◆ Tasks and exercises
1) In the text below about the micro-etched disk, what metal was the front side of the disk etched into?
2) From the disk text below, set down word for word the passage starting with "Each of these" and going on through "bezel.  (see below)".

◆ Text
****
We now have both the sides of the disk micro-etched.  The front human eye readable side (pictured above) was a challenge as it had etching that went from very large to the very small.  The eight outer spiraling texts start with characters about a centimeter high and end up with characters a few hundred microns high.  And the language names surrounding the earth image were small enough we had to get a special engravers style font made in Germany to make sure they would stay legible.  This side of the disk was etched into commercially pure titanium that was coated with a black oxide coating.  This coating was then etched through with an eximer laser by a micro-etching company Norsam Technologies.  One of their challenges was etching the center of the letters as well as the outlines.  They had to create a crosshatching pattern for the 10 micron wide eximer beam to pass back and forth over the fill areas.  Each one takes over 36 hours to etch.

Each of these are mated up with the other micro etched side of the disk with over 13,000 pages of language translations in a stainless bezel.  (see below)
****
◆ Given entries
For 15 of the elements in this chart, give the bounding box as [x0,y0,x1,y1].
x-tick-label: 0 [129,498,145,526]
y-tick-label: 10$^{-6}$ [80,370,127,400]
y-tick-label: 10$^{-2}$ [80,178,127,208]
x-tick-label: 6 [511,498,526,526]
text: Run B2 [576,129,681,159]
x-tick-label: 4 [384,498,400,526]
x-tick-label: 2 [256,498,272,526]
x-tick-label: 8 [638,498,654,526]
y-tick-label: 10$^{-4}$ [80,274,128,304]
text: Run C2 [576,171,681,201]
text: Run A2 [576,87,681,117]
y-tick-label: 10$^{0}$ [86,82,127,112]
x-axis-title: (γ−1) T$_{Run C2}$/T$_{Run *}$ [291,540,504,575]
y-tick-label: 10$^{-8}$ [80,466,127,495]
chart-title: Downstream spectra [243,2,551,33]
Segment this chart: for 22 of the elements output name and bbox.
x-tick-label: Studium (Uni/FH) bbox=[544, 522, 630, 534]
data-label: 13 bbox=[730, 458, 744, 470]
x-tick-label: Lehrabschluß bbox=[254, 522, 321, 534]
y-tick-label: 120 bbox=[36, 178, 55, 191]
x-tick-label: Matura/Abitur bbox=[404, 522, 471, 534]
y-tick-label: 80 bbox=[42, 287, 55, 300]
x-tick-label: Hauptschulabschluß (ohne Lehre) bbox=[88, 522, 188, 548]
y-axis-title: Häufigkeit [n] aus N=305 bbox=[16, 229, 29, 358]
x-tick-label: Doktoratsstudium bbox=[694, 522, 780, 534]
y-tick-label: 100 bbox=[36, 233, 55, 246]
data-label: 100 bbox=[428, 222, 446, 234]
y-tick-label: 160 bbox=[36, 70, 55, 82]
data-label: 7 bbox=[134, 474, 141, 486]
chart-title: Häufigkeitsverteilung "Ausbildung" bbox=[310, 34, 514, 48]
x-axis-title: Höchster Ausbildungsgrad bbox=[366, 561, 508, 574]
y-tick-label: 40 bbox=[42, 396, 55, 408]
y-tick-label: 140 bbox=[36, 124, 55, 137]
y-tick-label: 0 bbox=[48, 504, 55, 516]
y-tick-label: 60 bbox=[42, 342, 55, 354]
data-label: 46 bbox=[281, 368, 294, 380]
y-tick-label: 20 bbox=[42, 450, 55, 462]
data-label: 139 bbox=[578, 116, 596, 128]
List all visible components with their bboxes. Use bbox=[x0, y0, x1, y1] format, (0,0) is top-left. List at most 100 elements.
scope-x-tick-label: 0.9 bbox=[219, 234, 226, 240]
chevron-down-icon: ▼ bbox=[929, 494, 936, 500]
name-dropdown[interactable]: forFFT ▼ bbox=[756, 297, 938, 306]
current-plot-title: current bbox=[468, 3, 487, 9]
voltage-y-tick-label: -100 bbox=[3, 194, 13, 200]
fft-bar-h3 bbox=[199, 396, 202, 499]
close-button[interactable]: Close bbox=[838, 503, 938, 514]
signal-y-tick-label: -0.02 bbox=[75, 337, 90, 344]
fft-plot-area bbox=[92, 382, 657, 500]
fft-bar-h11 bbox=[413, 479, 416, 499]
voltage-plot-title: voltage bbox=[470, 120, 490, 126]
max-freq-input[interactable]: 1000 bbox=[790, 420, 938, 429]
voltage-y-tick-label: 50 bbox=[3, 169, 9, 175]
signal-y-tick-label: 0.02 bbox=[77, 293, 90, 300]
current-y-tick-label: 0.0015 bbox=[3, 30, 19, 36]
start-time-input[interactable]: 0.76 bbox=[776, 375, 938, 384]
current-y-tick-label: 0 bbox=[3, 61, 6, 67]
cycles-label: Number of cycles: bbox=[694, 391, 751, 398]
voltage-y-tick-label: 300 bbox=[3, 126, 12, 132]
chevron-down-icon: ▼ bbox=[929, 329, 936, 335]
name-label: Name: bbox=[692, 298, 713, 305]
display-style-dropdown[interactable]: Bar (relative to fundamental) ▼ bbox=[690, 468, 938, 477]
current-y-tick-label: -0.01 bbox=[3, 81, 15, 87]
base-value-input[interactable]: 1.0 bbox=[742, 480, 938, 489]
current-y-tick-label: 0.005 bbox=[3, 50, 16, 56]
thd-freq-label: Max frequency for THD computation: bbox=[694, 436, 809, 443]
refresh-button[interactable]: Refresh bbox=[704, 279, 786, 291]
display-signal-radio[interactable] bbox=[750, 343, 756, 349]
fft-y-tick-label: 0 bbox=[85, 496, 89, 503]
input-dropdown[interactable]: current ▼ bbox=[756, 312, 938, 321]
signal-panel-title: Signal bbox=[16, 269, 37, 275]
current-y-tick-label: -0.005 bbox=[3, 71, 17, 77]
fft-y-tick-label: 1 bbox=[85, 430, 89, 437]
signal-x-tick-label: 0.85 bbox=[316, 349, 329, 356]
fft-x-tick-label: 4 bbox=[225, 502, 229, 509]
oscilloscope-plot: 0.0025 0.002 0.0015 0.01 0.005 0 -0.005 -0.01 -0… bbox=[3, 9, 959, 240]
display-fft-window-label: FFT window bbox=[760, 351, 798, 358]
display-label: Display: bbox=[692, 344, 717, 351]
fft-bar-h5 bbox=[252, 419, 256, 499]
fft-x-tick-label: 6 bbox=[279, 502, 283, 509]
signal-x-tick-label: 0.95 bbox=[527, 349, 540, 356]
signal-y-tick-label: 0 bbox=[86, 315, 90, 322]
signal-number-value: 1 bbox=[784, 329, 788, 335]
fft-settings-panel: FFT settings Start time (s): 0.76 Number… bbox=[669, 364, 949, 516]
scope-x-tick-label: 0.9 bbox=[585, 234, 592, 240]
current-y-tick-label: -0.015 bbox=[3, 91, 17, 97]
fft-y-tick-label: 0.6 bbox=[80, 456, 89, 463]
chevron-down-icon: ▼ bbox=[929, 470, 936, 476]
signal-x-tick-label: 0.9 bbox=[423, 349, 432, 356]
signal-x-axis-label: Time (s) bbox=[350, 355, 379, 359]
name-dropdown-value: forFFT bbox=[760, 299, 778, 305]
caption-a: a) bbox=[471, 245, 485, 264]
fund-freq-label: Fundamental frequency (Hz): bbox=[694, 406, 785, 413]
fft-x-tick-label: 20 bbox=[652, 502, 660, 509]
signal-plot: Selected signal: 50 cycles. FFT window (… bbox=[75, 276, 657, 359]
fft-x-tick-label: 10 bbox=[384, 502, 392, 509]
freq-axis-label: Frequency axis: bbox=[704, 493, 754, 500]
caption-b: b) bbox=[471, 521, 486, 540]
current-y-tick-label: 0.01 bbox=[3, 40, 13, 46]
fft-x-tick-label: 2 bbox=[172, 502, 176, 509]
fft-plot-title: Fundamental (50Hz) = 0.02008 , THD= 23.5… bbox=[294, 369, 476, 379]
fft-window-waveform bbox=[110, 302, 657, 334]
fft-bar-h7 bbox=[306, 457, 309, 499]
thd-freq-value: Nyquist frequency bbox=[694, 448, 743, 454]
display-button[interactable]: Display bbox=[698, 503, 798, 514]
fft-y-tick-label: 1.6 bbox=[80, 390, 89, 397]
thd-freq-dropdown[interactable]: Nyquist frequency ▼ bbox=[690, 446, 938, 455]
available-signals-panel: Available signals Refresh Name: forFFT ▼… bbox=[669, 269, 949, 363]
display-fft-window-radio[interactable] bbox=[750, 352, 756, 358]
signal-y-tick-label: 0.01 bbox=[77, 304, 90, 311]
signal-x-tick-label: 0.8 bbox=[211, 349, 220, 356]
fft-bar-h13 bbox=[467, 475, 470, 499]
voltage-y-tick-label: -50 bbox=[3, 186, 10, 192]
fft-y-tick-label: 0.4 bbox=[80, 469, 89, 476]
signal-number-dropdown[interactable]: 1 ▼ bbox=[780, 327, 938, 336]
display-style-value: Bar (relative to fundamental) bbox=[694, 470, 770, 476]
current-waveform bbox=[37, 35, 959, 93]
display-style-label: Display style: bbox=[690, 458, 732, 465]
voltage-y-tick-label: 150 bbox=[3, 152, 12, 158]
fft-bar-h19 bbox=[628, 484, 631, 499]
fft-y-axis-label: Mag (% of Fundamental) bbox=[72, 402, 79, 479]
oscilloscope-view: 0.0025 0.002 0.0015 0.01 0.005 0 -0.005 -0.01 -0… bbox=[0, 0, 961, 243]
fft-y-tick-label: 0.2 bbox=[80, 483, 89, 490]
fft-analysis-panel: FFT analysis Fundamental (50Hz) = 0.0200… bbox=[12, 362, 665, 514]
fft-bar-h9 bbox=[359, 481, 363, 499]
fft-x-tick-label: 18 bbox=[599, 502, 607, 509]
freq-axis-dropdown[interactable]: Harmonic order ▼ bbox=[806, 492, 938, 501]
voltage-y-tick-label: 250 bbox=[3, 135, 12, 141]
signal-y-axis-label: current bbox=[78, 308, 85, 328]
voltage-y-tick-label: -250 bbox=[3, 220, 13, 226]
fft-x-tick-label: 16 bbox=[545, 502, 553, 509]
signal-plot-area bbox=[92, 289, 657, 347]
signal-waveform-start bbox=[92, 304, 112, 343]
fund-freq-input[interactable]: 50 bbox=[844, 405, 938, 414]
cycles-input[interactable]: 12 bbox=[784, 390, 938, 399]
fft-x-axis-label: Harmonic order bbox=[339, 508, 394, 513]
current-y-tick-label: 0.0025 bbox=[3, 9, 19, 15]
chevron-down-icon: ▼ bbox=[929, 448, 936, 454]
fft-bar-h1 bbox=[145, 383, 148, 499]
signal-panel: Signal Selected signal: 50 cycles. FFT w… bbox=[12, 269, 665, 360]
****
◆ Written answers
1) Commercially pure titanium coated with a black oxide coating.

2)
Each of these are mated up with the other micro etched side of the disk with over 13,000 pages of language translations in a stainless bezel.  (see below)